* _Objective_
Find and copy every line in the records that includes the string "empresa".

[Saved entries]
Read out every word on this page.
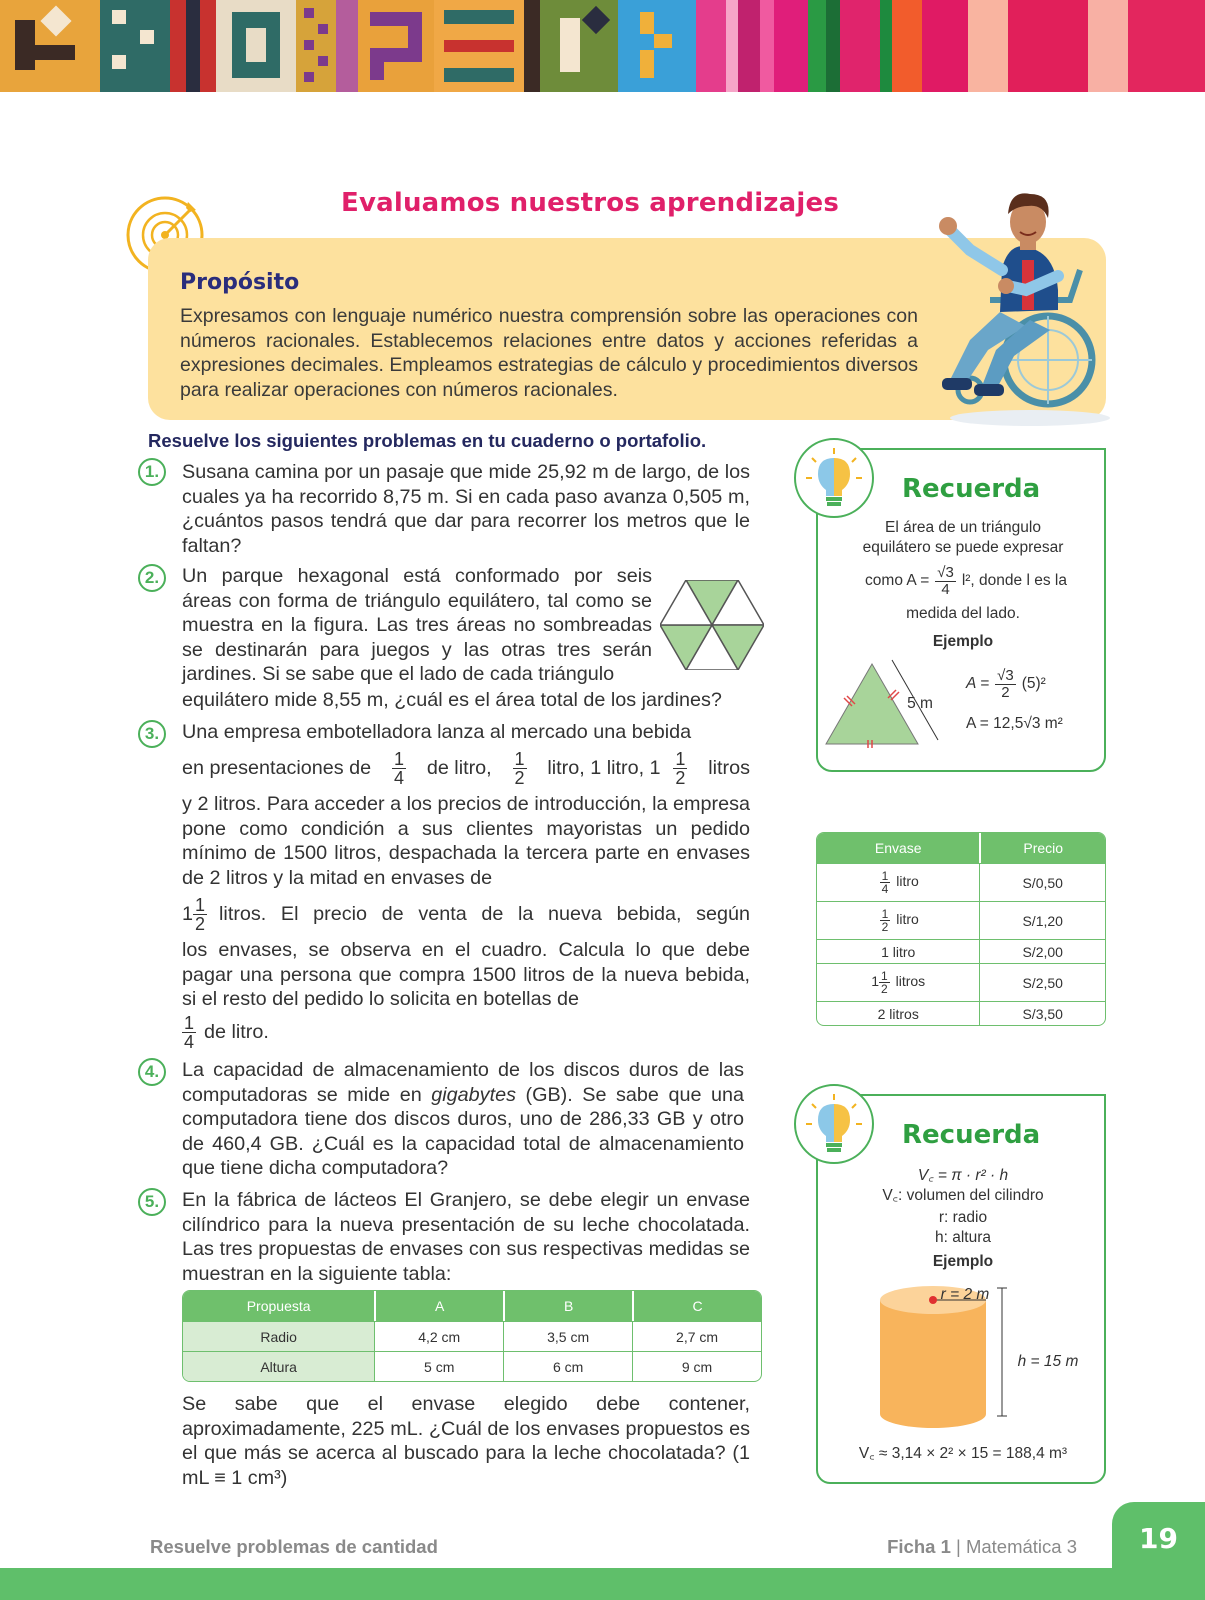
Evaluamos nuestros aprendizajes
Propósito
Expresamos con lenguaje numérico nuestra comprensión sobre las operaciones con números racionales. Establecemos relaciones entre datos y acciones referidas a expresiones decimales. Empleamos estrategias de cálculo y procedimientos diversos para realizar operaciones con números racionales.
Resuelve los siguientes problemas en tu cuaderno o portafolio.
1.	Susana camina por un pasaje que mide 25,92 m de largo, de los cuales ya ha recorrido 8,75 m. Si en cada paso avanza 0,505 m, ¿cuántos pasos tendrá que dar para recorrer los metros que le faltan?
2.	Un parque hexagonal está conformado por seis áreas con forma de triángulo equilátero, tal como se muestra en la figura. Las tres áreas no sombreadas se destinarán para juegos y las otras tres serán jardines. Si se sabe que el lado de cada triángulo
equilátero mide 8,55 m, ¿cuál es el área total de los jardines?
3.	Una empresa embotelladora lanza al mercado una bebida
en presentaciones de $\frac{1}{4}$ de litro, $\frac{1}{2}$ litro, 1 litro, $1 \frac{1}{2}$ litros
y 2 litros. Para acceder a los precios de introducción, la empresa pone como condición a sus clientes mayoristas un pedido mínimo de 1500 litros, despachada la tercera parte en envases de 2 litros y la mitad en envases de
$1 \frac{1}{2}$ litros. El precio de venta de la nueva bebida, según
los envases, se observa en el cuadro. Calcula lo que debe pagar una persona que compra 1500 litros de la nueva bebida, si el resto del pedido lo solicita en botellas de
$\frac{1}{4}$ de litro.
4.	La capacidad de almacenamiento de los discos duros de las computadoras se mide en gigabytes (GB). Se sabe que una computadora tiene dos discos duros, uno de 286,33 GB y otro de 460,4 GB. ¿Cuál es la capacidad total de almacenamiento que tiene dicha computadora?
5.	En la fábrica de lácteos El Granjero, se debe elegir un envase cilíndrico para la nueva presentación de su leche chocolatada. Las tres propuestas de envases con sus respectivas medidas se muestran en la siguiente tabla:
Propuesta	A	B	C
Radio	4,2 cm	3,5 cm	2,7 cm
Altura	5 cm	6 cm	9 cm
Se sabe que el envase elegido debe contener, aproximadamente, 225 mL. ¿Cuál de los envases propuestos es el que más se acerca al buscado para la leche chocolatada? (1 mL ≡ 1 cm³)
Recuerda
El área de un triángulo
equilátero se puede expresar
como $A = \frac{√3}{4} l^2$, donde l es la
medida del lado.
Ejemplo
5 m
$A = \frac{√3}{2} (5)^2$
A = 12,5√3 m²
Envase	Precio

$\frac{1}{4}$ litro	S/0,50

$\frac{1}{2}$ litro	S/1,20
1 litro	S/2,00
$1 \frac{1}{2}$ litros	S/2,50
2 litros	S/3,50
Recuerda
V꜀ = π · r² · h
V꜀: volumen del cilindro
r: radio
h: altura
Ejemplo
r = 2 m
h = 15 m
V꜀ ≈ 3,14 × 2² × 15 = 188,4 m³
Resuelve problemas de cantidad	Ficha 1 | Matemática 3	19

==

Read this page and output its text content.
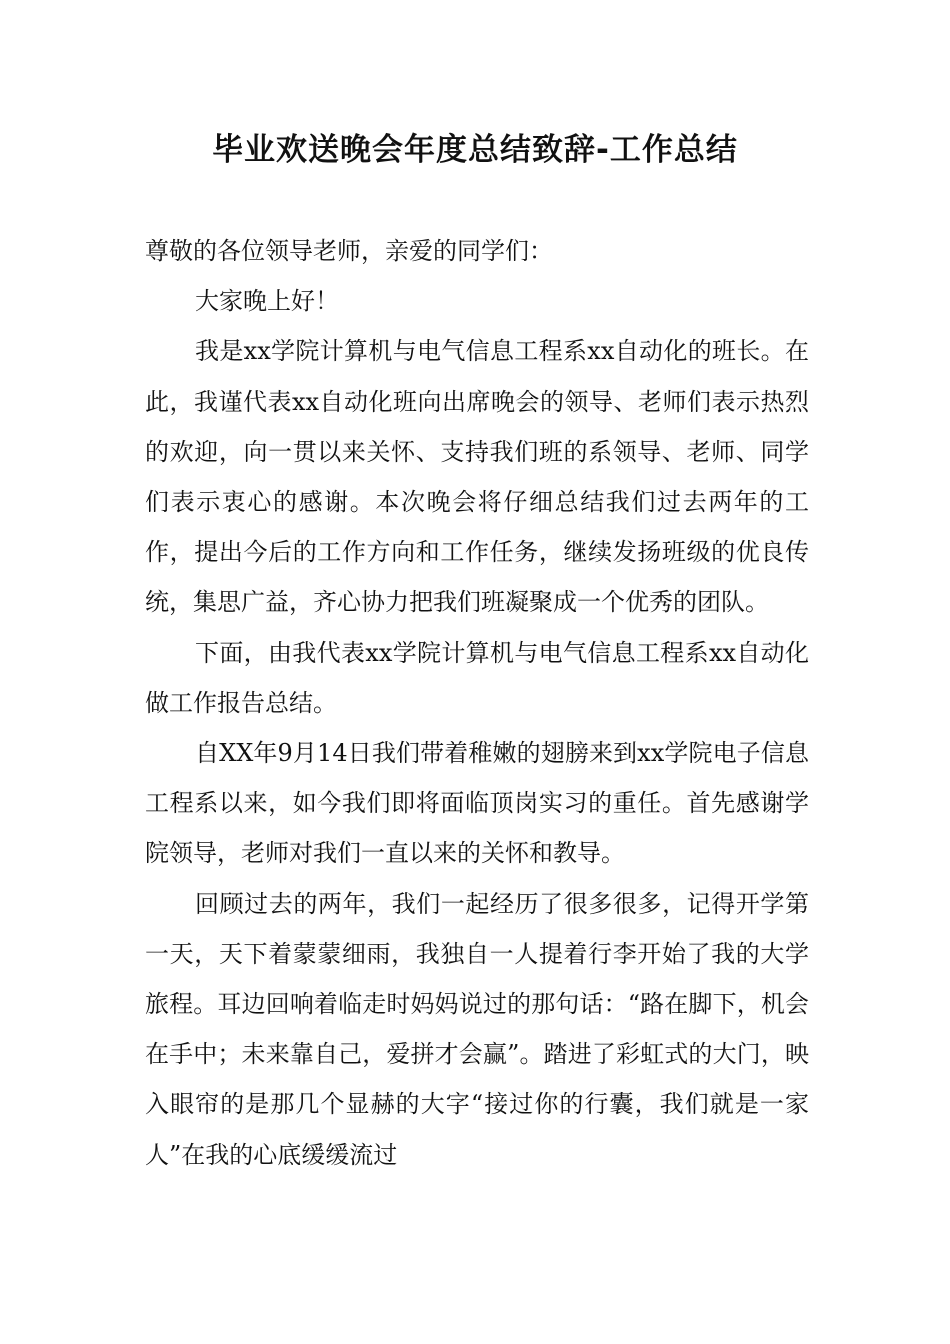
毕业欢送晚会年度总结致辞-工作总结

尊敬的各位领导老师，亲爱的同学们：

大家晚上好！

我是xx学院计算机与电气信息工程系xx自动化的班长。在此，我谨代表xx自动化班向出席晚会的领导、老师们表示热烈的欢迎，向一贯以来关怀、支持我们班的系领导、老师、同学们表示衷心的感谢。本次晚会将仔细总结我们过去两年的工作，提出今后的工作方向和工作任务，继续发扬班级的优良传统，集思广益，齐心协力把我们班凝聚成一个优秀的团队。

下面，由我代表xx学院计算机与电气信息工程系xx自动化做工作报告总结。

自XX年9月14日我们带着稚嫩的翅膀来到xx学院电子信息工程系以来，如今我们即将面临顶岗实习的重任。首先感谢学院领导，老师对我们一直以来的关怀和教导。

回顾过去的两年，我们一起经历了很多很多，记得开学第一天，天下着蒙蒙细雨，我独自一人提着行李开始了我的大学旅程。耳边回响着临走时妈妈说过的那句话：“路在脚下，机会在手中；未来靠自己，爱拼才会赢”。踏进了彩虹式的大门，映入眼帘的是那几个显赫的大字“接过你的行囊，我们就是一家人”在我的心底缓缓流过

* _Output of the exercise_
3.	Una empresa embotelladora lanza al mercado una bebida
y 2 litros. Para acceder a los precios de introducción, la empresa pone como condición a sus clientes mayoristas un pedido mínimo de 1500 litros, despachada la tercera parte en envases de 2 litros y la mitad en envases de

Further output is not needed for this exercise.